→ **What is required**
Print all records exactly, leaving nothing out.

A block of data
>>>
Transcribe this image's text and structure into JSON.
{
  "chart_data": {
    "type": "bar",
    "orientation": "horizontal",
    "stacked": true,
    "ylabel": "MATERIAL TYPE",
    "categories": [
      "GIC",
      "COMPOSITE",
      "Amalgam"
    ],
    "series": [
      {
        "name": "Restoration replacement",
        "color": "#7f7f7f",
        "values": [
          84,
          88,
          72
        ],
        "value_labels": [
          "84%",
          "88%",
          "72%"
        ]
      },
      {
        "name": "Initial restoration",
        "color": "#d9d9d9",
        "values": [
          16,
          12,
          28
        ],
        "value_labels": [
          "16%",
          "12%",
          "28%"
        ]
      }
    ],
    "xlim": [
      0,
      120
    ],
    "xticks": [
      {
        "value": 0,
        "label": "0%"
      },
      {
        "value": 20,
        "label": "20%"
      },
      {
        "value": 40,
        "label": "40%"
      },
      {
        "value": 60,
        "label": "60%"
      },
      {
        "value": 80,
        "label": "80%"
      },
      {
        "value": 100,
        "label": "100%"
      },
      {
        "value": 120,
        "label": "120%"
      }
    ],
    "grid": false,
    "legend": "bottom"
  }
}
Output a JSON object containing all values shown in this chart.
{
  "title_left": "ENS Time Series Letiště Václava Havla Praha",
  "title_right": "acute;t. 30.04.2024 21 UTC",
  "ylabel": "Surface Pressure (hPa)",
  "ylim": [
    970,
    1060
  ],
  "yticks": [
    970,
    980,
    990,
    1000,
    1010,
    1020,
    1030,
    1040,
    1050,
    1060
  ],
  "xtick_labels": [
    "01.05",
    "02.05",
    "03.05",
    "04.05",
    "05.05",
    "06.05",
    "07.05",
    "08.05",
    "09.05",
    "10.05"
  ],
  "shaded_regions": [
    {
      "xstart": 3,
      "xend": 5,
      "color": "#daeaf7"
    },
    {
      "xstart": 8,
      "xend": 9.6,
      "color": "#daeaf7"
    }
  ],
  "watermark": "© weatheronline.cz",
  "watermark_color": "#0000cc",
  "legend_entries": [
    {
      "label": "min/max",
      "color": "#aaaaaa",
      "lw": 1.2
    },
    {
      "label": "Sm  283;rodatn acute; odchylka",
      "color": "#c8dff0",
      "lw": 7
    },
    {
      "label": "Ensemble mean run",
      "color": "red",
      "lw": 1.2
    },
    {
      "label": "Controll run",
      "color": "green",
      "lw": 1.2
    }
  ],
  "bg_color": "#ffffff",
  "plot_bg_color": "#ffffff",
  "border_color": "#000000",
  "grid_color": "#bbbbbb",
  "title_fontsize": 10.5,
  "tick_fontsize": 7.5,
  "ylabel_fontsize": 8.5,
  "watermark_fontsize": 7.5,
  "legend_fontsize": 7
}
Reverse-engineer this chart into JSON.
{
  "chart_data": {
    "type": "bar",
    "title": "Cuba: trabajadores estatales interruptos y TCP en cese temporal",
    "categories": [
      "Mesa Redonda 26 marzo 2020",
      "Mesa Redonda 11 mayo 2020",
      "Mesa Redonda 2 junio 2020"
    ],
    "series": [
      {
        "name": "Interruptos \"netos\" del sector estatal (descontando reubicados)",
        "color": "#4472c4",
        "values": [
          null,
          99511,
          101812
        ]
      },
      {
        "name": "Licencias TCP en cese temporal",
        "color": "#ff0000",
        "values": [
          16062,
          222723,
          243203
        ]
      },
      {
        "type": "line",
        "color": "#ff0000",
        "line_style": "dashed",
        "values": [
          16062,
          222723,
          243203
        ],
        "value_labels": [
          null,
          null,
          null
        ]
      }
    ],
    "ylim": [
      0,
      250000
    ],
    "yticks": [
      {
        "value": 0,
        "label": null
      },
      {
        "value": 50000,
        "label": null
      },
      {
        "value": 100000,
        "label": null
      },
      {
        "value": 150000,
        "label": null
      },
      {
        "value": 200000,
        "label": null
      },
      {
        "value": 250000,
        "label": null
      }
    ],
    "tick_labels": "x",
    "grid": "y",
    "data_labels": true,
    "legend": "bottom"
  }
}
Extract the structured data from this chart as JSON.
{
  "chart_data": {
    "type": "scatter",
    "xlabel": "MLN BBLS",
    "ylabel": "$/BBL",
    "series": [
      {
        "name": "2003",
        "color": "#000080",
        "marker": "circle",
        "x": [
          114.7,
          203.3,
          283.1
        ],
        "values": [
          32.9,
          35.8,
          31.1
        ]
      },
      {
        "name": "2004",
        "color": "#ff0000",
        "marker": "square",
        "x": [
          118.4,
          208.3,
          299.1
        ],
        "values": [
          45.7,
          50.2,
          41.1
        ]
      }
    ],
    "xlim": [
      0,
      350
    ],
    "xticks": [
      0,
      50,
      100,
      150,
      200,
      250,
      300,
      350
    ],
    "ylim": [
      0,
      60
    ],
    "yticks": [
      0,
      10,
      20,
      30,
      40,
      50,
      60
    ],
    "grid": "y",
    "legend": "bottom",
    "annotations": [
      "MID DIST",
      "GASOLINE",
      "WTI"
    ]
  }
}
<<<
→ **Response**
Transcribe this image's text and structure into JSON.
{
  "chart_data": {
    "type": "bar",
    "orientation": "horizontal",
    "stacked": true,
    "ylabel": "MATERIAL TYPE",
    "categories": [
      "GIC",
      "COMPOSITE",
      "Amalgam"
    ],
    "series": [
      {
        "name": "Restoration replacement",
        "color": "#7f7f7f",
        "values": [
          84,
          88,
          72
        ],
        "value_labels": [
          "84%",
          "88%",
          "72%"
        ]
      },
      {
        "name": "Initial restoration",
        "color": "#d9d9d9",
        "values": [
          16,
          12,
          28
        ],
        "value_labels": [
          "16%",
          "12%",
          "28%"
        ]
      }
    ],
    "xlim": [
      0,
      120
    ],
    "xticks": [
      {
        "value": 0,
        "label": "0%"
      },
      {
        "value": 20,
        "label": "20%"
      },
      {
        "value": 40,
        "label": "40%"
      },
      {
        "value": 60,
        "label": "60%"
      },
      {
        "value": 80,
        "label": "80%"
      },
      {
        "value": 100,
        "label": "100%"
      },
      {
        "value": 120,
        "label": "120%"
      }
    ],
    "grid": false,
    "legend": "bottom"
  }
}
Output a JSON object containing all values shown in this chart.
{
  "title_left": "ENS Time Series Letiště Václava Havla Praha",
  "title_right": "acute;t. 30.04.2024 21 UTC",
  "ylabel": "Surface Pressure (hPa)",
  "ylim": [
    970,
    1060
  ],
  "yticks": [
    970,
    980,
    990,
    1000,
    1010,
    1020,
    1030,
    1040,
    1050,
    1060
  ],
  "xtick_labels": [
    "01.05",
    "02.05",
    "03.05",
    "04.05",
    "05.05",
    "06.05",
    "07.05",
    "08.05",
    "09.05",
    "10.05"
  ],
  "shaded_regions": [
    {
      "xstart": 3,
      "xend": 5,
      "color": "#daeaf7"
    },
    {
      "xstart": 8,
      "xend": 9.6,
      "color": "#daeaf7"
    }
  ],
  "watermark": "© weatheronline.cz",
  "watermark_color": "#0000cc",
  "legend_entries": [
    {
      "label": "min/max",
      "color": "#aaaaaa",
      "lw": 1.2
    },
    {
      "label": "Sm  283;rodatn acute; odchylka",
      "color": "#c8dff0",
      "lw": 7
    },
    {
      "label": "Ensemble mean run",
      "color": "red",
      "lw": 1.2
    },
    {
      "label": "Controll run",
      "color": "green",
      "lw": 1.2
    }
  ],
  "bg_color": "#ffffff",
  "plot_bg_color": "#ffffff",
  "border_color": "#000000",
  "grid_color": "#bbbbbb",
  "title_fontsize": 10.5,
  "tick_fontsize": 7.5,
  "ylabel_fontsize": 8.5,
  "watermark_fontsize": 7.5,
  "legend_fontsize": 7
}
Reverse-engineer this chart into JSON.
{
  "chart_data": {
    "type": "bar",
    "title": "Cuba: trabajadores estatales interruptos y TCP en cese temporal",
    "categories": [
      "Mesa Redonda 26 marzo 2020",
      "Mesa Redonda 11 mayo 2020",
      "Mesa Redonda 2 junio 2020"
    ],
    "series": [
      {
        "name": "Interruptos \"netos\" del sector estatal (descontando reubicados)",
        "color": "#4472c4",
        "values": [
          null,
          99511,
          101812
        ]
      },
      {
        "name": "Licencias TCP en cese temporal",
        "color": "#ff0000",
        "values": [
          16062,
          222723,
          243203
        ]
      },
      {
        "type": "line",
        "color": "#ff0000",
        "line_style": "dashed",
        "values": [
          16062,
          222723,
          243203
        ],
        "value_labels": [
          null,
          null,
          null
        ]
      }
    ],
    "ylim": [
      0,
      250000
    ],
    "yticks": [
      {
        "value": 0,
        "label": null
      },
      {
        "value": 50000,
        "label": null
      },
      {
        "value": 100000,
        "label": null
      },
      {
        "value": 150000,
        "label": null
      },
      {
        "value": 200000,
        "label": null
      },
      {
        "value": 250000,
        "label": null
      }
    ],
    "tick_labels": "x",
    "grid": "y",
    "data_labels": true,
    "legend": "bottom"
  }
}
Extract the structured data from this chart as JSON.
{
  "chart_data": {
    "type": "scatter",
    "xlabel": "MLN BBLS",
    "ylabel": "$/BBL",
    "series": [
      {
        "name": "2003",
        "color": "#000080",
        "marker": "circle",
        "x": [
          114.7,
          203.3,
          283.1
        ],
        "values": [
          32.9,
          35.8,
          31.1
        ]
      },
      {
        "name": "2004",
        "color": "#ff0000",
        "marker": "square",
        "x": [
          118.4,
          208.3,
          299.1
        ],
        "values": [
          45.7,
          50.2,
          41.1
        ]
      }
    ],
    "xlim": [
      0,
      350
    ],
    "xticks": [
      0,
      50,
      100,
      150,
      200,
      250,
      300,
      350
    ],
    "ylim": [
      0,
      60
    ],
    "yticks": [
      0,
      10,
      20,
      30,
      40,
      50,
      60
    ],
    "grid": "y",
    "legend": "bottom",
    "annotations": [
      "MID DIST",
      "GASOLINE",
      "WTI"
    ]
  }
}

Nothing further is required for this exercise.